Directive →
Extract every entry word for word.

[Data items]
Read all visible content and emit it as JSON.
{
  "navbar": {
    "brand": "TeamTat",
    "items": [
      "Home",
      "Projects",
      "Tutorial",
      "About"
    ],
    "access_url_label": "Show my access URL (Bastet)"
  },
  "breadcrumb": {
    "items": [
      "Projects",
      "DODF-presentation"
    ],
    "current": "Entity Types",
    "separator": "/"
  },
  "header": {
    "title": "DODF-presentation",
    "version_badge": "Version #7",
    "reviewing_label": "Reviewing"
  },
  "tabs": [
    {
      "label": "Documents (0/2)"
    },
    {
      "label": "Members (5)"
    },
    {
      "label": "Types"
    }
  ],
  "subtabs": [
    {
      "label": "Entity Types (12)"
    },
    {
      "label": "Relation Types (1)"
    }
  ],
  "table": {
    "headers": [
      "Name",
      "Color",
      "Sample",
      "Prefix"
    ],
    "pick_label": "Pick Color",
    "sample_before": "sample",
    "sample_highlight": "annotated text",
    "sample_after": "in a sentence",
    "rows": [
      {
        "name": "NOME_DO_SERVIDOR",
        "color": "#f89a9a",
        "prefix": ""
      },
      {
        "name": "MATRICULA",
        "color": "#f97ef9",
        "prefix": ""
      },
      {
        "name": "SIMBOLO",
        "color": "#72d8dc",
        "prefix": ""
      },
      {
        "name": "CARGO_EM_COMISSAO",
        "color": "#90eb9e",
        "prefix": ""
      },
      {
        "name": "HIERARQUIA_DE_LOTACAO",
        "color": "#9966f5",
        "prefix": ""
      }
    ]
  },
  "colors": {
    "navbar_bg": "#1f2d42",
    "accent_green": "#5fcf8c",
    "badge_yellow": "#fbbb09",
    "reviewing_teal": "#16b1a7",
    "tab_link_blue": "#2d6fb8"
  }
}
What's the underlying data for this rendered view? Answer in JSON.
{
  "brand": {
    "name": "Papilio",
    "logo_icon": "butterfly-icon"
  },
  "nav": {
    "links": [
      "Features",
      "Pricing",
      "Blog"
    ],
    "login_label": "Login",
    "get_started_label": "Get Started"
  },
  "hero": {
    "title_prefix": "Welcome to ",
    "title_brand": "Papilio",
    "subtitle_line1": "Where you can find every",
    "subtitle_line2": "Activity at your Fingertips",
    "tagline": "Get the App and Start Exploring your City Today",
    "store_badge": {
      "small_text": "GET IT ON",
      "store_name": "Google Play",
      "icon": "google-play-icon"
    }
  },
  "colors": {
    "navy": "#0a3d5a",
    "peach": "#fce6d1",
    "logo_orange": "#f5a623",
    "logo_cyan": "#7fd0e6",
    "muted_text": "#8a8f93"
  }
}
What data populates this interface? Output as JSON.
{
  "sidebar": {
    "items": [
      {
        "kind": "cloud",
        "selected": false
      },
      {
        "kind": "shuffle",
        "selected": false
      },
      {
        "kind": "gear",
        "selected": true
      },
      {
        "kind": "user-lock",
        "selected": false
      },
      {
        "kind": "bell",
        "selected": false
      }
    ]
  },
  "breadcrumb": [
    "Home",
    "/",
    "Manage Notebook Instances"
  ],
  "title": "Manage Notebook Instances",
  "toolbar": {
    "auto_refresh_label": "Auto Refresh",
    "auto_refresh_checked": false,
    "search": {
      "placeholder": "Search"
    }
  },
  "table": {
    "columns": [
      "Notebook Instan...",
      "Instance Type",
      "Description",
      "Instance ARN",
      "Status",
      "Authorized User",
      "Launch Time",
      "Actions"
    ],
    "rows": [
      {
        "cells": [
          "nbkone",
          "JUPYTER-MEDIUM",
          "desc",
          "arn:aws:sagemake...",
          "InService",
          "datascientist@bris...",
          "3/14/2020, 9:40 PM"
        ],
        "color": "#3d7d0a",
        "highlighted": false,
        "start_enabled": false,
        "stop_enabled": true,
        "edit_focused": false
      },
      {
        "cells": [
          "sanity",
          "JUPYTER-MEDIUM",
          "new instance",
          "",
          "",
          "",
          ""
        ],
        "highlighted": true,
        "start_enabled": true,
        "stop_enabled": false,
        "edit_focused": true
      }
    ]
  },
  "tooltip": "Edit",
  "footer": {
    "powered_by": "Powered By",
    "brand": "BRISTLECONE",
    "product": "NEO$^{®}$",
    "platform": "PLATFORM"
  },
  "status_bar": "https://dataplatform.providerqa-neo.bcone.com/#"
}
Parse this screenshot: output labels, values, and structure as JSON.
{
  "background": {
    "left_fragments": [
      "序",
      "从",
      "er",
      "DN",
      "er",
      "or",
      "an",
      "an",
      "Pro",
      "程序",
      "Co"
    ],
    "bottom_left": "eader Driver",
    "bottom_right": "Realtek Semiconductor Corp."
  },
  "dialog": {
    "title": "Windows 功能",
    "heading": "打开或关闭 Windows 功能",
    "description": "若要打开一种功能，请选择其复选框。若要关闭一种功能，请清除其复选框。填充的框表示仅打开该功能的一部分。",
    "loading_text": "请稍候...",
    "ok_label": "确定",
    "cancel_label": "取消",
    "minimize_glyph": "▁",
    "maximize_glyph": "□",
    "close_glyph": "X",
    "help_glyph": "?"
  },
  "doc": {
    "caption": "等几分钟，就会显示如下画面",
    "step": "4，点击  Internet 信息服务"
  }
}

Output for this exercise →
Read all visible content and emit it as JSON.
{
  "navbar": {
    "brand": "TeamTat",
    "items": [
      "Home",
      "Projects",
      "Tutorial",
      "About"
    ],
    "access_url_label": "Show my access URL (Bastet)"
  },
  "breadcrumb": {
    "items": [
      "Projects",
      "DODF-presentation"
    ],
    "current": "Entity Types",
    "separator": "/"
  },
  "header": {
    "title": "DODF-presentation",
    "version_badge": "Version #7",
    "reviewing_label": "Reviewing"
  },
  "tabs": [
    {
      "label": "Documents (0/2)"
    },
    {
      "label": "Members (5)"
    },
    {
      "label": "Types"
    }
  ],
  "subtabs": [
    {
      "label": "Entity Types (12)"
    },
    {
      "label": "Relation Types (1)"
    }
  ],
  "table": {
    "headers": [
      "Name",
      "Color",
      "Sample",
      "Prefix"
    ],
    "pick_label": "Pick Color",
    "sample_before": "sample",
    "sample_highlight": "annotated text",
    "sample_after": "in a sentence",
    "rows": [
      {
        "name": "NOME_DO_SERVIDOR",
        "color": "#f89a9a",
        "prefix": ""
      },
      {
        "name": "MATRICULA",
        "color": "#f97ef9",
        "prefix": ""
      },
      {
        "name": "SIMBOLO",
        "color": "#72d8dc",
        "prefix": ""
      },
      {
        "name": "CARGO_EM_COMISSAO",
        "color": "#90eb9e",
        "prefix": ""
      },
      {
        "name": "HIERARQUIA_DE_LOTACAO",
        "color": "#9966f5",
        "prefix": ""
      }
    ]
  },
  "colors": {
    "navbar_bg": "#1f2d42",
    "accent_green": "#5fcf8c",
    "badge_yellow": "#fbbb09",
    "reviewing_teal": "#16b1a7",
    "tab_link_blue": "#2d6fb8"
  }
}
What's the underlying data for this rendered view? Answer in JSON.
{
  "brand": {
    "name": "Papilio",
    "logo_icon": "butterfly-icon"
  },
  "nav": {
    "links": [
      "Features",
      "Pricing",
      "Blog"
    ],
    "login_label": "Login",
    "get_started_label": "Get Started"
  },
  "hero": {
    "title_prefix": "Welcome to ",
    "title_brand": "Papilio",
    "subtitle_line1": "Where you can find every",
    "subtitle_line2": "Activity at your Fingertips",
    "tagline": "Get the App and Start Exploring your City Today",
    "store_badge": {
      "small_text": "GET IT ON",
      "store_name": "Google Play",
      "icon": "google-play-icon"
    }
  },
  "colors": {
    "navy": "#0a3d5a",
    "peach": "#fce6d1",
    "logo_orange": "#f5a623",
    "logo_cyan": "#7fd0e6",
    "muted_text": "#8a8f93"
  }
}
What data populates this interface? Output as JSON.
{
  "sidebar": {
    "items": [
      {
        "kind": "cloud",
        "selected": false
      },
      {
        "kind": "shuffle",
        "selected": false
      },
      {
        "kind": "gear",
        "selected": true
      },
      {
        "kind": "user-lock",
        "selected": false
      },
      {
        "kind": "bell",
        "selected": false
      }
    ]
  },
  "breadcrumb": [
    "Home",
    "/",
    "Manage Notebook Instances"
  ],
  "title": "Manage Notebook Instances",
  "toolbar": {
    "auto_refresh_label": "Auto Refresh",
    "auto_refresh_checked": false,
    "search": {
      "placeholder": "Search"
    }
  },
  "table": {
    "columns": [
      "Notebook Instan...",
      "Instance Type",
      "Description",
      "Instance ARN",
      "Status",
      "Authorized User",
      "Launch Time",
      "Actions"
    ],
    "rows": [
      {
        "cells": [
          "nbkone",
          "JUPYTER-MEDIUM",
          "desc",
          "arn:aws:sagemake...",
          "InService",
          "datascientist@bris...",
          "3/14/2020, 9:40 PM"
        ],
        "color": "#3d7d0a",
        "highlighted": false,
        "start_enabled": false,
        "stop_enabled": true,
        "edit_focused": false
      },
      {
        "cells": [
          "sanity",
          "JUPYTER-MEDIUM",
          "new instance",
          "",
          "",
          "",
          ""
        ],
        "highlighted": true,
        "start_enabled": true,
        "stop_enabled": false,
        "edit_focused": true
      }
    ]
  },
  "tooltip": "Edit",
  "footer": {
    "powered_by": "Powered By",
    "brand": "BRISTLECONE",
    "product": "NEO$^{®}$",
    "platform": "PLATFORM"
  },
  "status_bar": "https://dataplatform.providerqa-neo.bcone.com/#"
}
Parse this screenshot: output labels, values, and structure as JSON.
{
  "background": {
    "left_fragments": [
      "序",
      "从",
      "er",
      "DN",
      "er",
      "or",
      "an",
      "an",
      "Pro",
      "程序",
      "Co"
    ],
    "bottom_left": "eader Driver",
    "bottom_right": "Realtek Semiconductor Corp."
  },
  "dialog": {
    "title": "Windows 功能",
    "heading": "打开或关闭 Windows 功能",
    "description": "若要打开一种功能，请选择其复选框。若要关闭一种功能，请清除其复选框。填充的框表示仅打开该功能的一部分。",
    "loading_text": "请稍候...",
    "ok_label": "确定",
    "cancel_label": "取消",
    "minimize_glyph": "▁",
    "maximize_glyph": "□",
    "close_glyph": "X",
    "help_glyph": "?"
  },
  "doc": {
    "caption": "等几分钟，就会显示如下画面",
    "step": "4，点击  Internet 信息服务"
  }
}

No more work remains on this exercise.